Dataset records
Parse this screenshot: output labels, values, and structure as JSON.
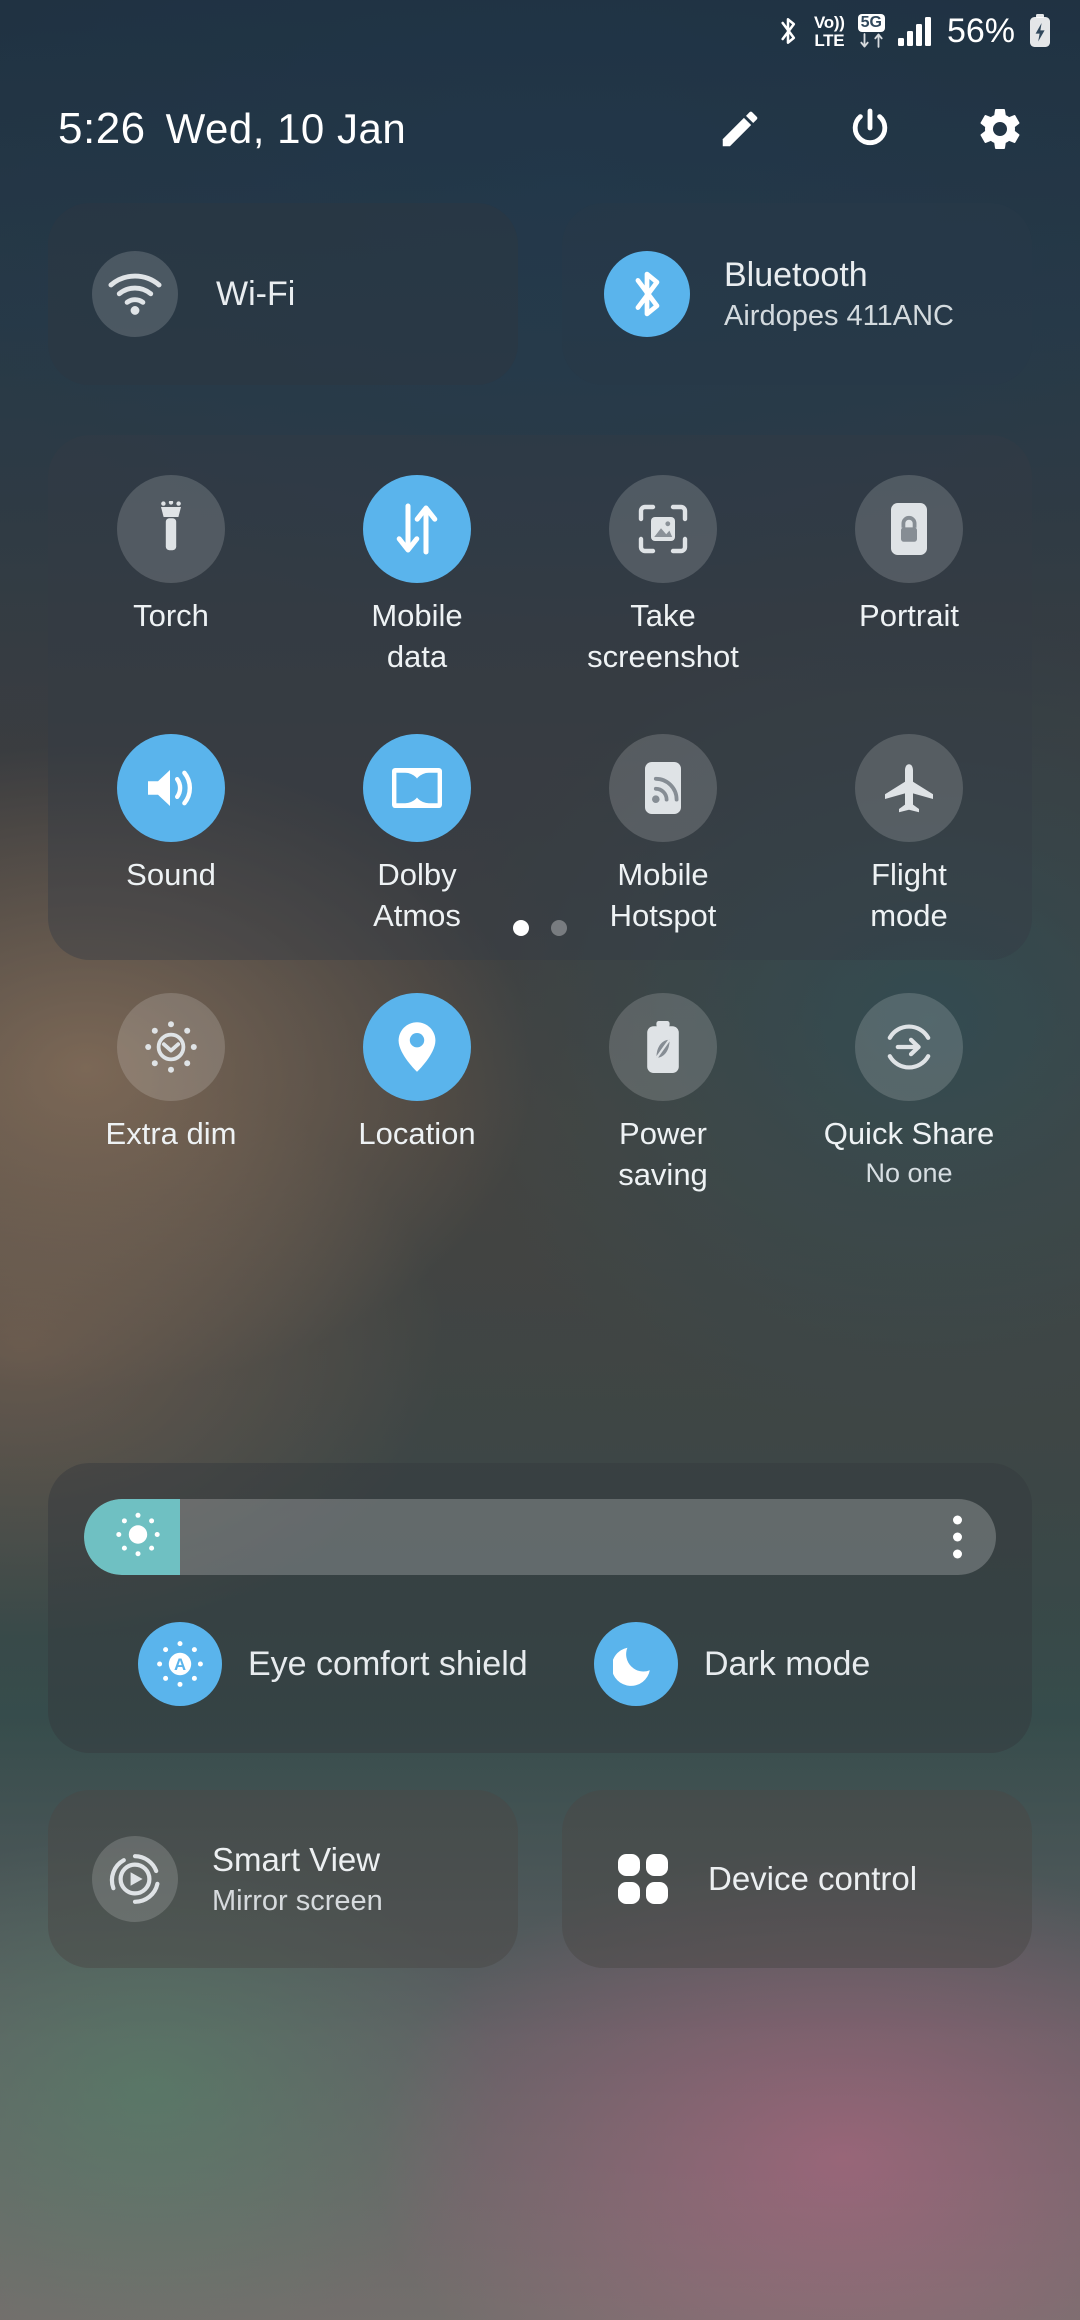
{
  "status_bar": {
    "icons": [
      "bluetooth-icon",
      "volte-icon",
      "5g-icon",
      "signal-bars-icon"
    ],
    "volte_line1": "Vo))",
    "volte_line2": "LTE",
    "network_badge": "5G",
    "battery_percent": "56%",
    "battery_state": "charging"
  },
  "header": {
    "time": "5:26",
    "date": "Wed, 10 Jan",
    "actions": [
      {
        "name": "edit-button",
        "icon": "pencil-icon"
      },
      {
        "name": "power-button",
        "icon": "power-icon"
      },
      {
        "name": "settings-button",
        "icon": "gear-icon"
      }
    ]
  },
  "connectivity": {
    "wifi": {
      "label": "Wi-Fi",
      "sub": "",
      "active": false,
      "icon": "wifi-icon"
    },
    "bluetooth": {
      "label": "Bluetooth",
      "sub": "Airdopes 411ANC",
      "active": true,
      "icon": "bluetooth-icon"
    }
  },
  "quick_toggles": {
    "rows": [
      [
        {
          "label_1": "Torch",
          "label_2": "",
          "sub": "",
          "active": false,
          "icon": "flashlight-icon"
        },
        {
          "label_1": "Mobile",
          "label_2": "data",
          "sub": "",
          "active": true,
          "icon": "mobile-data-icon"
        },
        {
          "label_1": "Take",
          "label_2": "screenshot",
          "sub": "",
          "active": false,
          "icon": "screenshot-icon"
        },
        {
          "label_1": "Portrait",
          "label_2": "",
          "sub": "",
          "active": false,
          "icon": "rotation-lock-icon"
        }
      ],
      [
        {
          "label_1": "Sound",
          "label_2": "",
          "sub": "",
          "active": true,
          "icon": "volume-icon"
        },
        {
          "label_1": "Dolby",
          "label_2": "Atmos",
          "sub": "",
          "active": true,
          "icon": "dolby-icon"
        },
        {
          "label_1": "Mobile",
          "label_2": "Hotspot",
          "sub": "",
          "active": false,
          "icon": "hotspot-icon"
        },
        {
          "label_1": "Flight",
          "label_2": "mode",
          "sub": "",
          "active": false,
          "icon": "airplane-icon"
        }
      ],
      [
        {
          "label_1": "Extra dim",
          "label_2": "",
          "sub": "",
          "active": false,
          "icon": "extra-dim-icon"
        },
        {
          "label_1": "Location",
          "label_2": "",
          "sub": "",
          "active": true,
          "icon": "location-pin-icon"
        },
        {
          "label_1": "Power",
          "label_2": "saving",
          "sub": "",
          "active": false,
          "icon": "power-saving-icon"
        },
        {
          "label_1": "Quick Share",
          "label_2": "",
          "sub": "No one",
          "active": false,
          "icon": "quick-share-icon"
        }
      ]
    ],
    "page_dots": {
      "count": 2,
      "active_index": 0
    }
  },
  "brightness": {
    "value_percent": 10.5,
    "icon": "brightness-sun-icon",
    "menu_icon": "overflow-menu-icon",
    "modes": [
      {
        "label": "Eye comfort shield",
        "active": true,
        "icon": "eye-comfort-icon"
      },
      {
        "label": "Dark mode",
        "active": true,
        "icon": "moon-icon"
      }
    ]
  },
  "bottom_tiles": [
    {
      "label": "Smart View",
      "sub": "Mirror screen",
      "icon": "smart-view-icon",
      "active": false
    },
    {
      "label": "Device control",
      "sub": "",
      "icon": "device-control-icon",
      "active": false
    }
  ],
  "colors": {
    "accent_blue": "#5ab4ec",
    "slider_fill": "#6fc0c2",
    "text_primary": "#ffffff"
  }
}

• _Task directions_:
Transcribe the records verbatim and omit the images.

• _Response for this exercise_:
Parse this screenshot: output labels, values, and structure as JSON.
{
  "status_bar": {
    "icons": [
      "bluetooth-icon",
      "volte-icon",
      "5g-icon",
      "signal-bars-icon"
    ],
    "volte_line1": "Vo))",
    "volte_line2": "LTE",
    "network_badge": "5G",
    "battery_percent": "56%",
    "battery_state": "charging"
  },
  "header": {
    "time": "5:26",
    "date": "Wed, 10 Jan",
    "actions": [
      {
        "name": "edit-button",
        "icon": "pencil-icon"
      },
      {
        "name": "power-button",
        "icon": "power-icon"
      },
      {
        "name": "settings-button",
        "icon": "gear-icon"
      }
    ]
  },
  "connectivity": {
    "wifi": {
      "label": "Wi-Fi",
      "sub": "",
      "active": false,
      "icon": "wifi-icon"
    },
    "bluetooth": {
      "label": "Bluetooth",
      "sub": "Airdopes 411ANC",
      "active": true,
      "icon": "bluetooth-icon"
    }
  },
  "quick_toggles": {
    "rows": [
      [
        {
          "label_1": "Torch",
          "label_2": "",
          "sub": "",
          "active": false,
          "icon": "flashlight-icon"
        },
        {
          "label_1": "Mobile",
          "label_2": "data",
          "sub": "",
          "active": true,
          "icon": "mobile-data-icon"
        },
        {
          "label_1": "Take",
          "label_2": "screenshot",
          "sub": "",
          "active": false,
          "icon": "screenshot-icon"
        },
        {
          "label_1": "Portrait",
          "label_2": "",
          "sub": "",
          "active": false,
          "icon": "rotation-lock-icon"
        }
      ],
      [
        {
          "label_1": "Sound",
          "label_2": "",
          "sub": "",
          "active": true,
          "icon": "volume-icon"
        },
        {
          "label_1": "Dolby",
          "label_2": "Atmos",
          "sub": "",
          "active": true,
          "icon": "dolby-icon"
        },
        {
          "label_1": "Mobile",
          "label_2": "Hotspot",
          "sub": "",
          "active": false,
          "icon": "hotspot-icon"
        },
        {
          "label_1": "Flight",
          "label_2": "mode",
          "sub": "",
          "active": false,
          "icon": "airplane-icon"
        }
      ],
      [
        {
          "label_1": "Extra dim",
          "label_2": "",
          "sub": "",
          "active": false,
          "icon": "extra-dim-icon"
        },
        {
          "label_1": "Location",
          "label_2": "",
          "sub": "",
          "active": true,
          "icon": "location-pin-icon"
        },
        {
          "label_1": "Power",
          "label_2": "saving",
          "sub": "",
          "active": false,
          "icon": "power-saving-icon"
        },
        {
          "label_1": "Quick Share",
          "label_2": "",
          "sub": "No one",
          "active": false,
          "icon": "quick-share-icon"
        }
      ]
    ],
    "page_dots": {
      "count": 2,
      "active_index": 0
    }
  },
  "brightness": {
    "value_percent": 10.5,
    "icon": "brightness-sun-icon",
    "menu_icon": "overflow-menu-icon",
    "modes": [
      {
        "label": "Eye comfort shield",
        "active": true,
        "icon": "eye-comfort-icon"
      },
      {
        "label": "Dark mode",
        "active": true,
        "icon": "moon-icon"
      }
    ]
  },
  "bottom_tiles": [
    {
      "label": "Smart View",
      "sub": "Mirror screen",
      "icon": "smart-view-icon",
      "active": false
    },
    {
      "label": "Device control",
      "sub": "",
      "icon": "device-control-icon",
      "active": false
    }
  ],
  "colors": {
    "accent_blue": "#5ab4ec",
    "slider_fill": "#6fc0c2",
    "text_primary": "#ffffff"
  }
}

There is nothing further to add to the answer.